* [Written task] In the passage below about semiconductor nanostructures, what material were the stress-free nanostructures made of?
══ Selection
Semiconductor-based nanostructures can also be used as sources of quantum information (Qbits) - a function they perform exceedingly well. However, quantum information must also be stored, for example, in the spin of a single electron - and semiconductor-based nanostructures very modestly fulfill this function.
Univ. Prof. Armando Rastelli, head of the JKU’s Department of Semiconductor Physics, explained: "Quantum information is very transient on account of electron interaction and noise by atomic nuclei."
Advancements at the LIT Open Innovation Center in the JKU Clean Room
Using unconventional and electrically controllable nanostructures have now proved to be successful. In contrast to past attempts, individual electron spins were set as quantum information as part of stress-free nanostructures made out of gallium arsenide. These samples were created at the JKU’s clean room.
════
══ Given information
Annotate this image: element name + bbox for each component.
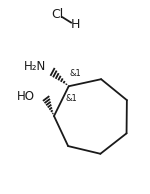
- Text: &1: &1: [69, 69, 81, 78]
- Text: &1: &1: [66, 94, 78, 103]
- Text: Cl: Cl: [51, 8, 63, 21]
- Text: H: H: [70, 18, 80, 31]
- Text: HO: HO: [17, 89, 35, 103]
- Text: H₂N: H₂N: [24, 60, 46, 74]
════
* [Output below] Gallium arsenide.